**Stored data entries:**
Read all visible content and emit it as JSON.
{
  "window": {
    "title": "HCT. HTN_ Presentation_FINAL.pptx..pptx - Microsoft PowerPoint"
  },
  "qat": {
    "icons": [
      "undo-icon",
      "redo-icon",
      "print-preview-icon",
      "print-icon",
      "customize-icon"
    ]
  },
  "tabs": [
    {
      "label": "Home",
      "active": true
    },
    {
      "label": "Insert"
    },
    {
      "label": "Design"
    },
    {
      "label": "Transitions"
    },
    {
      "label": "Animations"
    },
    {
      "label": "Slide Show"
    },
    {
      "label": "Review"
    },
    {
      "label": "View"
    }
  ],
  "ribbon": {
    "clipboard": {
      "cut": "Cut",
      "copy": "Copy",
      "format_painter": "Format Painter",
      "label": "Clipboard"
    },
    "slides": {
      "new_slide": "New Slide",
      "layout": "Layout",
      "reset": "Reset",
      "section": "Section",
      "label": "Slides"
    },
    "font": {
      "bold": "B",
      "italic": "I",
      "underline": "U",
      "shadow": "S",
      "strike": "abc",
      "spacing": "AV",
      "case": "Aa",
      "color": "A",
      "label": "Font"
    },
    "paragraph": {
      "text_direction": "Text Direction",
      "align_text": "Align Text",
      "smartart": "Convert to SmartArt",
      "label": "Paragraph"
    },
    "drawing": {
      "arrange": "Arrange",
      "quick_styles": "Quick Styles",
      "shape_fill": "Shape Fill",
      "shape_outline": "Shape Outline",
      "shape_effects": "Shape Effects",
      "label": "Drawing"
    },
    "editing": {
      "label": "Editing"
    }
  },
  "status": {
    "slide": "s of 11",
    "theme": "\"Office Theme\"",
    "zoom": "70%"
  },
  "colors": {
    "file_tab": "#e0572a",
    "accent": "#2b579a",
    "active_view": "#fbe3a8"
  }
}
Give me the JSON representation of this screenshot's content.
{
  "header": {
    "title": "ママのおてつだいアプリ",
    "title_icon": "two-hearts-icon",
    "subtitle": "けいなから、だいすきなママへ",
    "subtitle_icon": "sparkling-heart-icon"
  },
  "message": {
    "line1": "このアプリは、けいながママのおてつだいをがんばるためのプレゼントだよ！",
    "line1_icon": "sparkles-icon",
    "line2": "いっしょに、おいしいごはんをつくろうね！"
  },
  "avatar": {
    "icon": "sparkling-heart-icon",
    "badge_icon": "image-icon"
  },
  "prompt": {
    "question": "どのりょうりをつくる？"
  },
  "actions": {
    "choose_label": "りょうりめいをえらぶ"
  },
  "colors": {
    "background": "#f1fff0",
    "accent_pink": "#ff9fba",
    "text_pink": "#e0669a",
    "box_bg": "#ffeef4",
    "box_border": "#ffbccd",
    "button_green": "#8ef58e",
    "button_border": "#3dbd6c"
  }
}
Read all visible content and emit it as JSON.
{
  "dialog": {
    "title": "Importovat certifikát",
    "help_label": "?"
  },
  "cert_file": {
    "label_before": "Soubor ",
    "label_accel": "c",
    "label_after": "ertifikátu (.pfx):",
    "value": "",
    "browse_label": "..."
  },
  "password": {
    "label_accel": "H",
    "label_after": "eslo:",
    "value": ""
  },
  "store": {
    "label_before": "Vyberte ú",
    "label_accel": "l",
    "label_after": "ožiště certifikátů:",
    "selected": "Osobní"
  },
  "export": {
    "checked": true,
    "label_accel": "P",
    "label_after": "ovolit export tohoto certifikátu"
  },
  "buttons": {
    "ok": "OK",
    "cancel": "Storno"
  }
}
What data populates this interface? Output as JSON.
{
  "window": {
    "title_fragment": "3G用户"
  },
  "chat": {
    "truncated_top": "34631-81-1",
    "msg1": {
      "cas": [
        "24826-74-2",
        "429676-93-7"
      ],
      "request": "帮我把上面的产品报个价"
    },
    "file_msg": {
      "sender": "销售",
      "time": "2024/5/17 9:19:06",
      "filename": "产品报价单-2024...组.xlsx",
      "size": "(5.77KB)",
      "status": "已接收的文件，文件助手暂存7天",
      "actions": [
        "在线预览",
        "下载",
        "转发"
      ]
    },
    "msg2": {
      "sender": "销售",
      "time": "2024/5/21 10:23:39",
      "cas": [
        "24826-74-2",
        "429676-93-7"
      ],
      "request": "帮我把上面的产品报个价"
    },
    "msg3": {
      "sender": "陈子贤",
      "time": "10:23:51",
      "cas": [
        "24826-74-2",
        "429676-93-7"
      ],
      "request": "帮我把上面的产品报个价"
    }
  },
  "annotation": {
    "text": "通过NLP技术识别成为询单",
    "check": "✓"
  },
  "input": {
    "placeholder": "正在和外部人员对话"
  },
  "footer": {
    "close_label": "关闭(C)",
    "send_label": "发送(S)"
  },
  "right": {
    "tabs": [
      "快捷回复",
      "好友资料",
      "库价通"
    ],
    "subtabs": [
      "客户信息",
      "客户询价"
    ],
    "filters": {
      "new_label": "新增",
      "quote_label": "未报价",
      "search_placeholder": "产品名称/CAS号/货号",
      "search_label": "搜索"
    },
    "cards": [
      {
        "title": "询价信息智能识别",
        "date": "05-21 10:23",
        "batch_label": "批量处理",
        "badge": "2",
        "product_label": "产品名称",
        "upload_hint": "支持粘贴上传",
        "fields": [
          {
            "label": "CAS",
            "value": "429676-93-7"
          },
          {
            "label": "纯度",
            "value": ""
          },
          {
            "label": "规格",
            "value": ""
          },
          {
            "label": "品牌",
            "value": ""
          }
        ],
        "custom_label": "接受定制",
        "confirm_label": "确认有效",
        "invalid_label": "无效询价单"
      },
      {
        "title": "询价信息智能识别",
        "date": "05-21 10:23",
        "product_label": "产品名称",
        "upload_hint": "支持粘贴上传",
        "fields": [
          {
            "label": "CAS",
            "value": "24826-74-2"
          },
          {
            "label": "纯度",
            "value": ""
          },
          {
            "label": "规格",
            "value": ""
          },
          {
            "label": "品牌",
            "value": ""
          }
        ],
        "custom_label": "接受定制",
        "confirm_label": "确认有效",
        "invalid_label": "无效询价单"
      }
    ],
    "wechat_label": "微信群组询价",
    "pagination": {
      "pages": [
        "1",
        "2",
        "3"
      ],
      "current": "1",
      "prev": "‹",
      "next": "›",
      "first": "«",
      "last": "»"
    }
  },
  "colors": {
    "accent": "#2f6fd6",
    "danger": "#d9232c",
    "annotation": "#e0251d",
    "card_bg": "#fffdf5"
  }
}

**EXERCISE DESCRIPTION:** Transcribe the material above in its entirety. Match it exactly.

**EXERCISE SOLUTION:**
Read all visible content and emit it as JSON.
{
  "window": {
    "title": "HCT. HTN_ Presentation_FINAL.pptx..pptx - Microsoft PowerPoint"
  },
  "qat": {
    "icons": [
      "undo-icon",
      "redo-icon",
      "print-preview-icon",
      "print-icon",
      "customize-icon"
    ]
  },
  "tabs": [
    {
      "label": "Home",
      "active": true
    },
    {
      "label": "Insert"
    },
    {
      "label": "Design"
    },
    {
      "label": "Transitions"
    },
    {
      "label": "Animations"
    },
    {
      "label": "Slide Show"
    },
    {
      "label": "Review"
    },
    {
      "label": "View"
    }
  ],
  "ribbon": {
    "clipboard": {
      "cut": "Cut",
      "copy": "Copy",
      "format_painter": "Format Painter",
      "label": "Clipboard"
    },
    "slides": {
      "new_slide": "New Slide",
      "layout": "Layout",
      "reset": "Reset",
      "section": "Section",
      "label": "Slides"
    },
    "font": {
      "bold": "B",
      "italic": "I",
      "underline": "U",
      "shadow": "S",
      "strike": "abc",
      "spacing": "AV",
      "case": "Aa",
      "color": "A",
      "label": "Font"
    },
    "paragraph": {
      "text_direction": "Text Direction",
      "align_text": "Align Text",
      "smartart": "Convert to SmartArt",
      "label": "Paragraph"
    },
    "drawing": {
      "arrange": "Arrange",
      "quick_styles": "Quick Styles",
      "shape_fill": "Shape Fill",
      "shape_outline": "Shape Outline",
      "shape_effects": "Shape Effects",
      "label": "Drawing"
    },
    "editing": {
      "label": "Editing"
    }
  },
  "status": {
    "slide": "s of 11",
    "theme": "\"Office Theme\"",
    "zoom": "70%"
  },
  "colors": {
    "file_tab": "#e0572a",
    "accent": "#2b579a",
    "active_view": "#fbe3a8"
  }
}
Give me the JSON representation of this screenshot's content.
{
  "header": {
    "title": "ママのおてつだいアプリ",
    "title_icon": "two-hearts-icon",
    "subtitle": "けいなから、だいすきなママへ",
    "subtitle_icon": "sparkling-heart-icon"
  },
  "message": {
    "line1": "このアプリは、けいながママのおてつだいをがんばるためのプレゼントだよ！",
    "line1_icon": "sparkles-icon",
    "line2": "いっしょに、おいしいごはんをつくろうね！"
  },
  "avatar": {
    "icon": "sparkling-heart-icon",
    "badge_icon": "image-icon"
  },
  "prompt": {
    "question": "どのりょうりをつくる？"
  },
  "actions": {
    "choose_label": "りょうりめいをえらぶ"
  },
  "colors": {
    "background": "#f1fff0",
    "accent_pink": "#ff9fba",
    "text_pink": "#e0669a",
    "box_bg": "#ffeef4",
    "box_border": "#ffbccd",
    "button_green": "#8ef58e",
    "button_border": "#3dbd6c"
  }
}
Read all visible content and emit it as JSON.
{
  "dialog": {
    "title": "Importovat certifikát",
    "help_label": "?"
  },
  "cert_file": {
    "label_before": "Soubor ",
    "label_accel": "c",
    "label_after": "ertifikátu (.pfx):",
    "value": "",
    "browse_label": "..."
  },
  "password": {
    "label_accel": "H",
    "label_after": "eslo:",
    "value": ""
  },
  "store": {
    "label_before": "Vyberte ú",
    "label_accel": "l",
    "label_after": "ožiště certifikátů:",
    "selected": "Osobní"
  },
  "export": {
    "checked": true,
    "label_accel": "P",
    "label_after": "ovolit export tohoto certifikátu"
  },
  "buttons": {
    "ok": "OK",
    "cancel": "Storno"
  }
}
What data populates this interface? Output as JSON.
{
  "window": {
    "title_fragment": "3G用户"
  },
  "chat": {
    "truncated_top": "34631-81-1",
    "msg1": {
      "cas": [
        "24826-74-2",
        "429676-93-7"
      ],
      "request": "帮我把上面的产品报个价"
    },
    "file_msg": {
      "sender": "销售",
      "time": "2024/5/17 9:19:06",
      "filename": "产品报价单-2024...组.xlsx",
      "size": "(5.77KB)",
      "status": "已接收的文件，文件助手暂存7天",
      "actions": [
        "在线预览",
        "下载",
        "转发"
      ]
    },
    "msg2": {
      "sender": "销售",
      "time": "2024/5/21 10:23:39",
      "cas": [
        "24826-74-2",
        "429676-93-7"
      ],
      "request": "帮我把上面的产品报个价"
    },
    "msg3": {
      "sender": "陈子贤",
      "time": "10:23:51",
      "cas": [
        "24826-74-2",
        "429676-93-7"
      ],
      "request": "帮我把上面的产品报个价"
    }
  },
  "annotation": {
    "text": "通过NLP技术识别成为询单",
    "check": "✓"
  },
  "input": {
    "placeholder": "正在和外部人员对话"
  },
  "footer": {
    "close_label": "关闭(C)",
    "send_label": "发送(S)"
  },
  "right": {
    "tabs": [
      "快捷回复",
      "好友资料",
      "库价通"
    ],
    "subtabs": [
      "客户信息",
      "客户询价"
    ],
    "filters": {
      "new_label": "新增",
      "quote_label": "未报价",
      "search_placeholder": "产品名称/CAS号/货号",
      "search_label": "搜索"
    },
    "cards": [
      {
        "title": "询价信息智能识别",
        "date": "05-21 10:23",
        "batch_label": "批量处理",
        "badge": "2",
        "product_label": "产品名称",
        "upload_hint": "支持粘贴上传",
        "fields": [
          {
            "label": "CAS",
            "value": "429676-93-7"
          },
          {
            "label": "纯度",
            "value": ""
          },
          {
            "label": "规格",
            "value": ""
          },
          {
            "label": "品牌",
            "value": ""
          }
        ],
        "custom_label": "接受定制",
        "confirm_label": "确认有效",
        "invalid_label": "无效询价单"
      },
      {
        "title": "询价信息智能识别",
        "date": "05-21 10:23",
        "product_label": "产品名称",
        "upload_hint": "支持粘贴上传",
        "fields": [
          {
            "label": "CAS",
            "value": "24826-74-2"
          },
          {
            "label": "纯度",
            "value": ""
          },
          {
            "label": "规格",
            "value": ""
          },
          {
            "label": "品牌",
            "value": ""
          }
        ],
        "custom_label": "接受定制",
        "confirm_label": "确认有效",
        "invalid_label": "无效询价单"
      }
    ],
    "wechat_label": "微信群组询价",
    "pagination": {
      "pages": [
        "1",
        "2",
        "3"
      ],
      "current": "1",
      "prev": "‹",
      "next": "›",
      "first": "«",
      "last": "»"
    }
  },
  "colors": {
    "accent": "#2f6fd6",
    "danger": "#d9232c",
    "annotation": "#e0251d",
    "card_bg": "#fffdf5"
  }
}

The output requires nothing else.